═══ The data
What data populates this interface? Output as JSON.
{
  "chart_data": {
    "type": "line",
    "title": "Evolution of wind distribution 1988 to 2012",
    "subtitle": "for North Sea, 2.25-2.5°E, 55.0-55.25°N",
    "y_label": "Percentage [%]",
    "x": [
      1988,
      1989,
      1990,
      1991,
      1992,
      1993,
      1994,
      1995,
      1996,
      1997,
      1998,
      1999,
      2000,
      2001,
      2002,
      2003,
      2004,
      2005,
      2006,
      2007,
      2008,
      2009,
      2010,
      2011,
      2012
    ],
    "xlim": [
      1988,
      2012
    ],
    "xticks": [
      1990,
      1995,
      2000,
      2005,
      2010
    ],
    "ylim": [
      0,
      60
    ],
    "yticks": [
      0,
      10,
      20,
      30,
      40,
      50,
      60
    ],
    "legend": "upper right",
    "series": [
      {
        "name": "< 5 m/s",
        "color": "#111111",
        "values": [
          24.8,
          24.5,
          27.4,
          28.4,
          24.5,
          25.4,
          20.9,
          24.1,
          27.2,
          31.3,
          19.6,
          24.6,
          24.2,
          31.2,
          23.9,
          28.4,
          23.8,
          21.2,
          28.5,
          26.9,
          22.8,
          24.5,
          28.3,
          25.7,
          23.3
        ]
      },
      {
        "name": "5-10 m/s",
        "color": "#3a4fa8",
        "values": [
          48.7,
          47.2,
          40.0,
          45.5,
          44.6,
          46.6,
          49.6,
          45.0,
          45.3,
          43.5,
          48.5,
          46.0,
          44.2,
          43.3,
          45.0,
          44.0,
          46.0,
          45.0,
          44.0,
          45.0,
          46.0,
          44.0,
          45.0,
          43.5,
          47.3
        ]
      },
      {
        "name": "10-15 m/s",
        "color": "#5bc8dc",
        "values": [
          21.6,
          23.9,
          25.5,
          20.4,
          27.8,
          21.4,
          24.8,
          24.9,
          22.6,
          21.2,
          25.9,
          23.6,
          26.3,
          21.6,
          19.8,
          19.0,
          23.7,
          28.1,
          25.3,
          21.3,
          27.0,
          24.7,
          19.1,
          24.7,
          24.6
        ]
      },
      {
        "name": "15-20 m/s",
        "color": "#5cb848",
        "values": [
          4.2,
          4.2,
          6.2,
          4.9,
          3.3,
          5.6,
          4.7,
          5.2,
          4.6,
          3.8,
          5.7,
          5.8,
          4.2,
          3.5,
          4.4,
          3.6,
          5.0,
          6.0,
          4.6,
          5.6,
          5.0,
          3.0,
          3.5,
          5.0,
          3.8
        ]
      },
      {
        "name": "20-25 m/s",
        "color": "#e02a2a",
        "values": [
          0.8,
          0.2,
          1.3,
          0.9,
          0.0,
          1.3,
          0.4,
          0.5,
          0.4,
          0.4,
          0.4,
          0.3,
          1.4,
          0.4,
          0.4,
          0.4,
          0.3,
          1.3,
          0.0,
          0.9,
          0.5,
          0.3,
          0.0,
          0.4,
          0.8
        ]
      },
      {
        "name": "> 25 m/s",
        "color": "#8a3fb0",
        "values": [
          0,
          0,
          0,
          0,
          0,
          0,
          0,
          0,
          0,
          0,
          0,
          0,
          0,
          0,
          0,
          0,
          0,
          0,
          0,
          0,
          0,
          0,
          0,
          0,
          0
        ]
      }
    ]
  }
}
══════
### Exercise aim:
Reproduce each line of the entries in which the word "name" is found.

### Exercise output:
        "name": "< 5 m/s",
        "name": "5-10 m/s",
        "name": "10-15 m/s",
        "name": "15-20 m/s",
        "name": "20-25 m/s",
        "name": "> 25 m/s",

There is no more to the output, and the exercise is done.